▶ _WHAT IS BEING ASKED_: Filter for the word "рабочим" and keep each matching line.
================
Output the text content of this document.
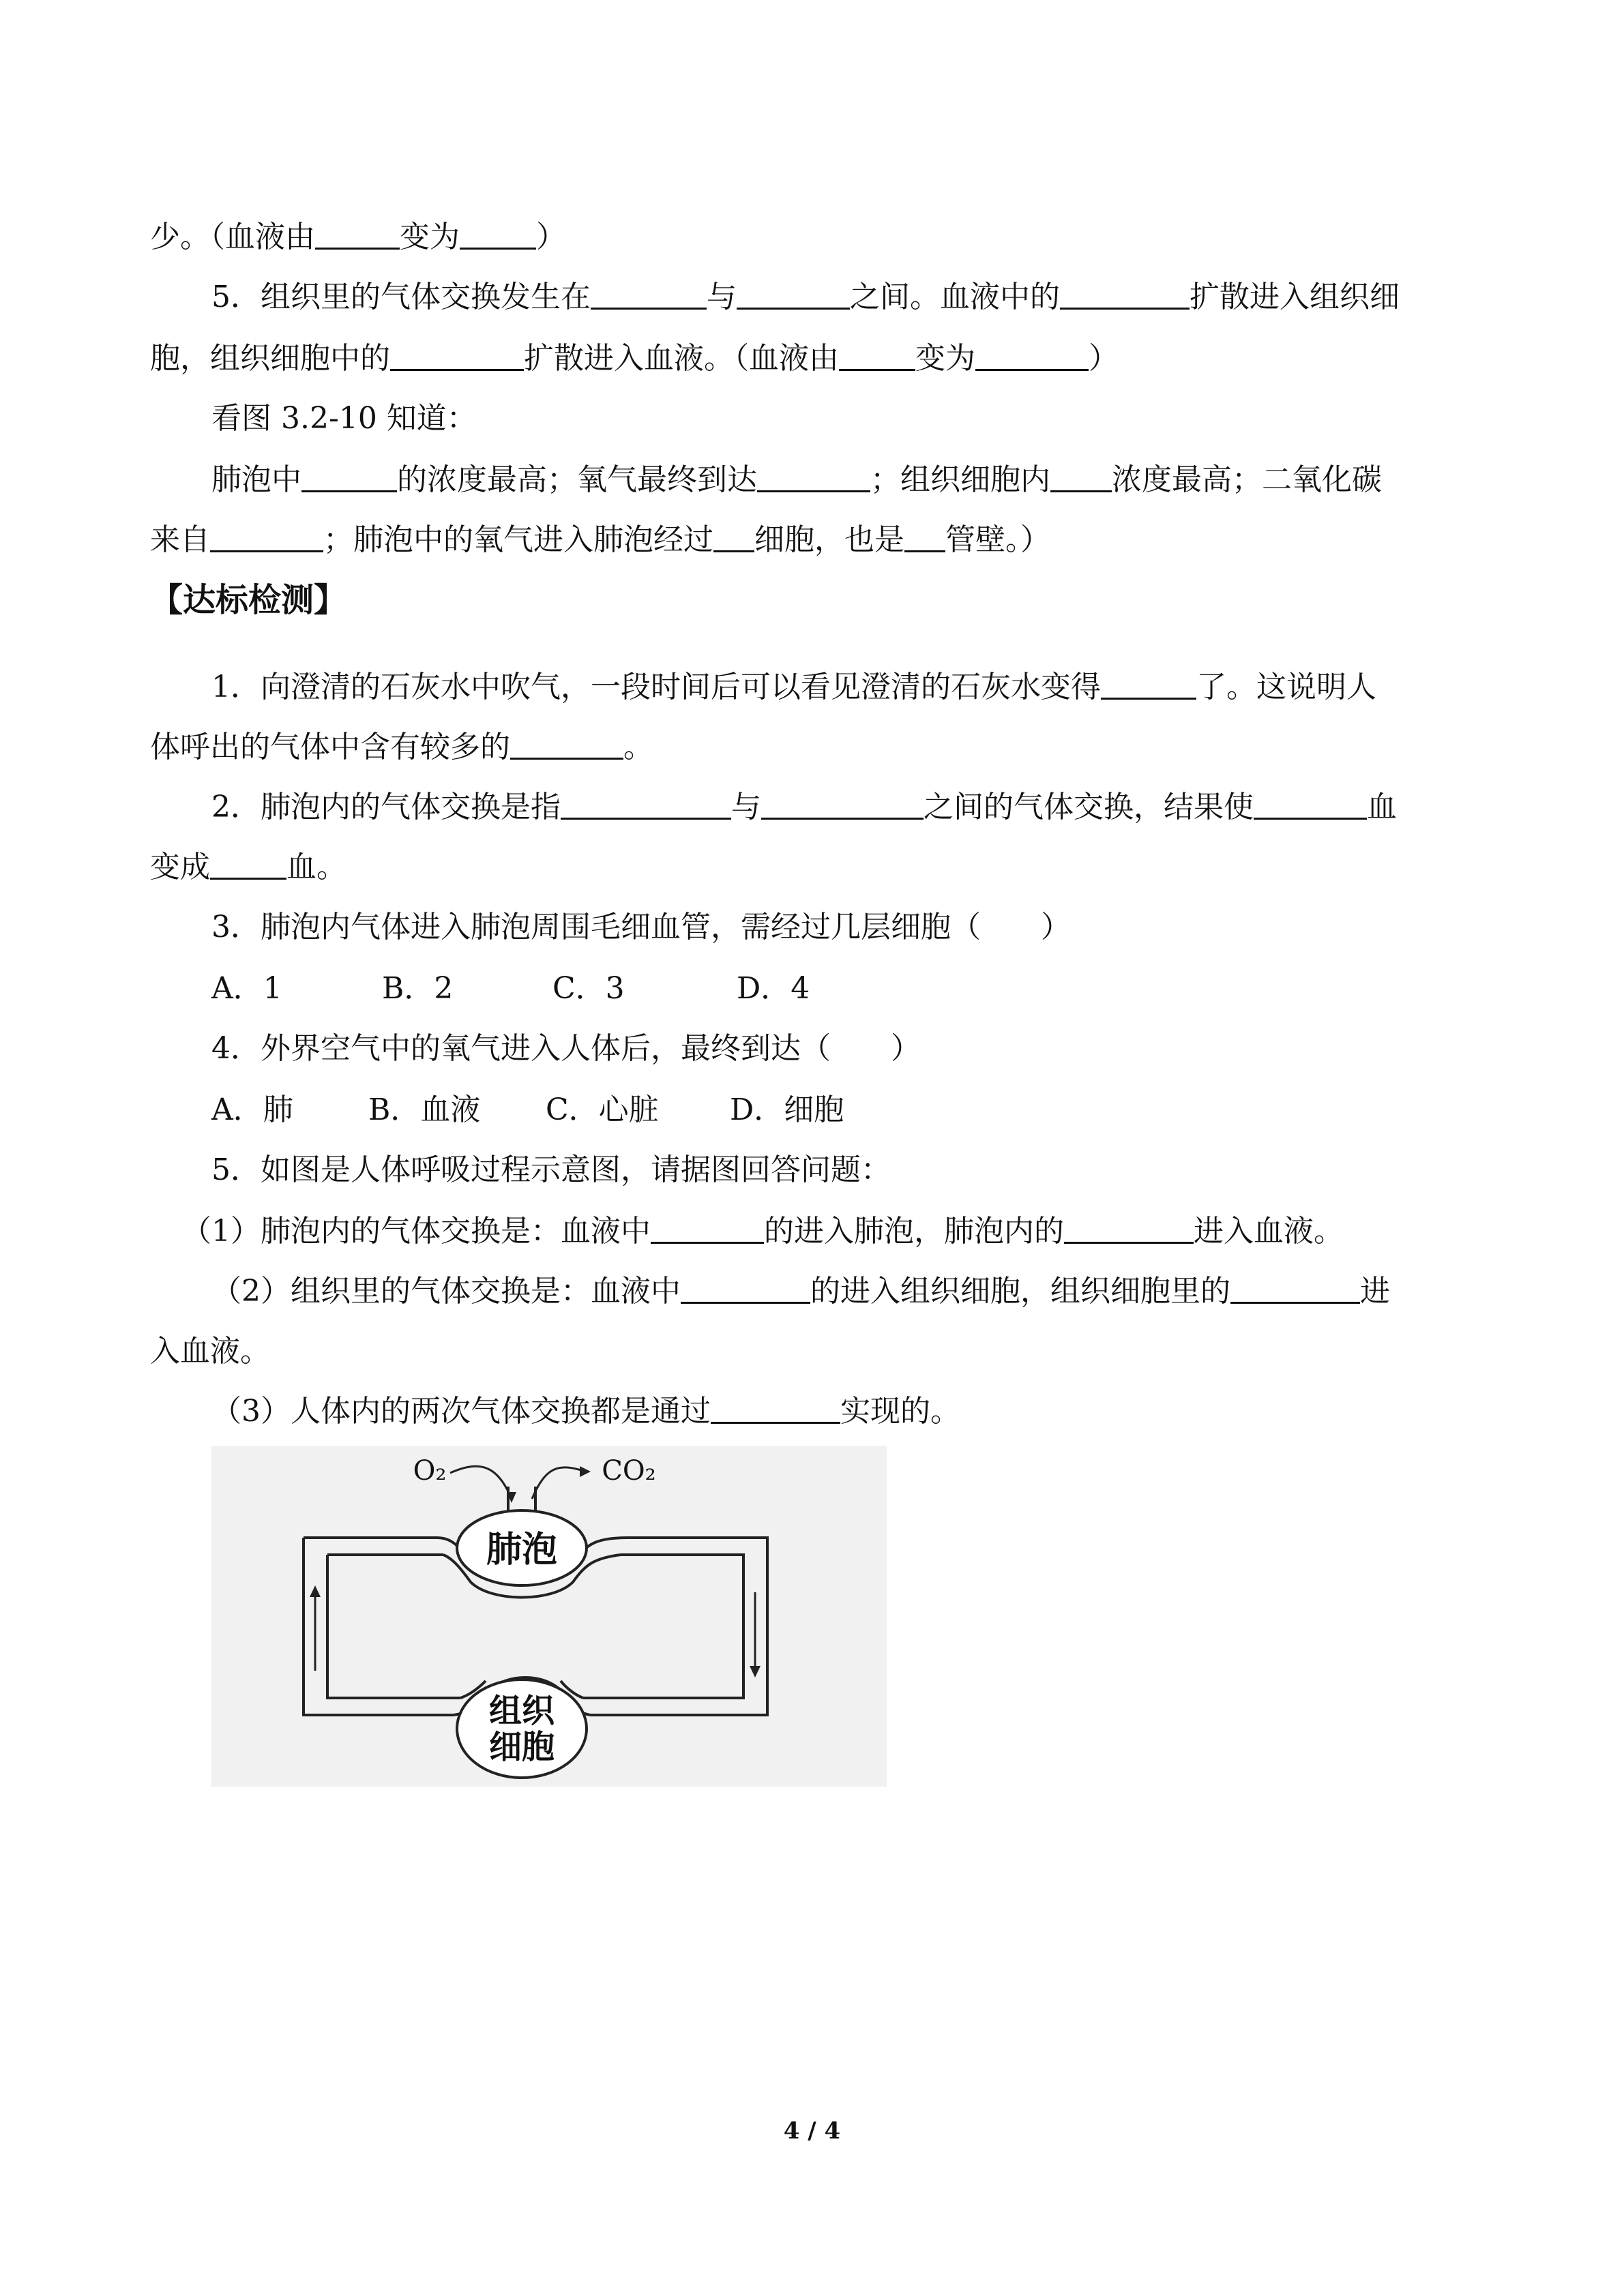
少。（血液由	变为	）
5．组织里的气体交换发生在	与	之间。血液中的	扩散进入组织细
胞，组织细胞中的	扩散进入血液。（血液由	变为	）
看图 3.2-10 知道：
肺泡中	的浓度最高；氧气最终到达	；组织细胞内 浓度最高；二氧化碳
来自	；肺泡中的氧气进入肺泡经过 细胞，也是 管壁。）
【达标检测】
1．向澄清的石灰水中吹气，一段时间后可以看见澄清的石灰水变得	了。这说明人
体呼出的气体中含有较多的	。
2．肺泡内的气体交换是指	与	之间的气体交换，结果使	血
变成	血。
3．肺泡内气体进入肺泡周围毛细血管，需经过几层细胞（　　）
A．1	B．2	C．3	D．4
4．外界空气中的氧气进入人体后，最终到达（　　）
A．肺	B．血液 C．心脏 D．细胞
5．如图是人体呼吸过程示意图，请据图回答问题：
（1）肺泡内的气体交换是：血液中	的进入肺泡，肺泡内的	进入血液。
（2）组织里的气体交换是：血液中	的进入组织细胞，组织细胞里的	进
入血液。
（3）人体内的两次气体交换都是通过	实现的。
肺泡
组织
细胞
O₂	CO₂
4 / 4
================
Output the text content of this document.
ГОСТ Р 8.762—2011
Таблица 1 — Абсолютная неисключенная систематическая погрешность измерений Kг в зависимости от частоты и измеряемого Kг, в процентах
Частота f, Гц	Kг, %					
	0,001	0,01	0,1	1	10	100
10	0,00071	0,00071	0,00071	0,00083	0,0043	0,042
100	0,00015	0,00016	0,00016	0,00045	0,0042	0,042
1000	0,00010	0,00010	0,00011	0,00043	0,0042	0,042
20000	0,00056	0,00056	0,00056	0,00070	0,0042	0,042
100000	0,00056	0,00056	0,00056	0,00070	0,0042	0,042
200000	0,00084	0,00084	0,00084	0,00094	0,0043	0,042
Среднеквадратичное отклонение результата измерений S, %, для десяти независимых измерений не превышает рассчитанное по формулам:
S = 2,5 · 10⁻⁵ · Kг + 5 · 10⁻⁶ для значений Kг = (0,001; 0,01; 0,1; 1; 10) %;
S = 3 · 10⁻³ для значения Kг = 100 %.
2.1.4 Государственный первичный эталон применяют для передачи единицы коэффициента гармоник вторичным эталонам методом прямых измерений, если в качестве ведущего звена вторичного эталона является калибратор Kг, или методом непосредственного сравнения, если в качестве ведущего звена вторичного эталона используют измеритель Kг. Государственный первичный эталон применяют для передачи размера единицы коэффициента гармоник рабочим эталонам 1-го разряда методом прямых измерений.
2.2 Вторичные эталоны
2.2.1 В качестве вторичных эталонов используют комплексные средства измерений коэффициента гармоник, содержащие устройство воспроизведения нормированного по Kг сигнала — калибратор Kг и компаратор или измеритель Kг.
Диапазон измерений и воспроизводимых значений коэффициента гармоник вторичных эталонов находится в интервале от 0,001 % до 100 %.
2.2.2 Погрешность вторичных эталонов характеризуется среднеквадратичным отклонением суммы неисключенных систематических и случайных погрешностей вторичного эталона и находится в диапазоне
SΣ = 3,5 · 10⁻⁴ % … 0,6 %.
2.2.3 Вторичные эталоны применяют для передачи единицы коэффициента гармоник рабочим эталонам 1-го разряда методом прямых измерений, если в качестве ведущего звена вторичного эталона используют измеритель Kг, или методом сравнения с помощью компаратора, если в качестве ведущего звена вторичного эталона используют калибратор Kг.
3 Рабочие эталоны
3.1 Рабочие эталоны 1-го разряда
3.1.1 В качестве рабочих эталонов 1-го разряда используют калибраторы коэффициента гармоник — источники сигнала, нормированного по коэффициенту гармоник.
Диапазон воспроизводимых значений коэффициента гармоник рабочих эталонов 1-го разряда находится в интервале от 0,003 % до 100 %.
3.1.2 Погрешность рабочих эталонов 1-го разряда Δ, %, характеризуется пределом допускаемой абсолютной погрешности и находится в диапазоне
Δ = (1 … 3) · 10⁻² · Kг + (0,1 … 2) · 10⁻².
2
================
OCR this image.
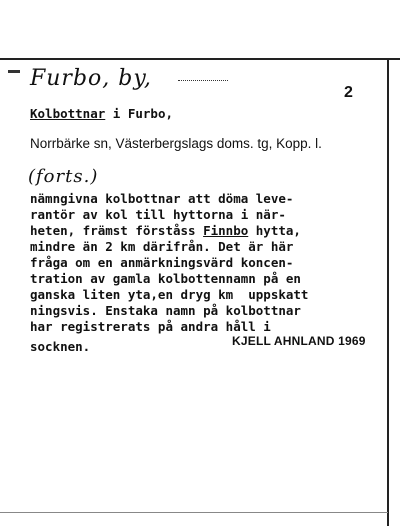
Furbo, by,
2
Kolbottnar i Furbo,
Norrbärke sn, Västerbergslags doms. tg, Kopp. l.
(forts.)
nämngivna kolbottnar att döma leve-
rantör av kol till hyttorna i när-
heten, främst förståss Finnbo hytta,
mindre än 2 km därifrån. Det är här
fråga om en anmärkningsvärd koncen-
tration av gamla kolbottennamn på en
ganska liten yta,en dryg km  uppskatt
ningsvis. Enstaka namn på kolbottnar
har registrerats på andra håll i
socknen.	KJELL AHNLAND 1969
================
▶ _COMPLETE ANSWER_:
2.1.4 Государственный первичный эталон применяют для передачи единицы коэффициента гармоник вторичным эталонам методом прямых измерений, если в качестве ведущего звена вторичного эталона является калибратор Kг, или методом непосредственного сравнения, если в качестве ведущего звена вторичного эталона используют измеритель Kг. Государственный первичный эталон применяют для передачи размера единицы коэффициента гармоник рабочим эталонам 1-го разряда методом прямых измерений.
2.2.3 Вторичные эталоны применяют для передачи единицы коэффициента гармоник рабочим эталонам 1-го разряда методом прямых измерений, если в качестве ведущего звена вторичного эталона используют измеритель Kг, или методом сравнения с помощью компаратора, если в качестве ведущего звена вторичного эталона используют калибратор Kг.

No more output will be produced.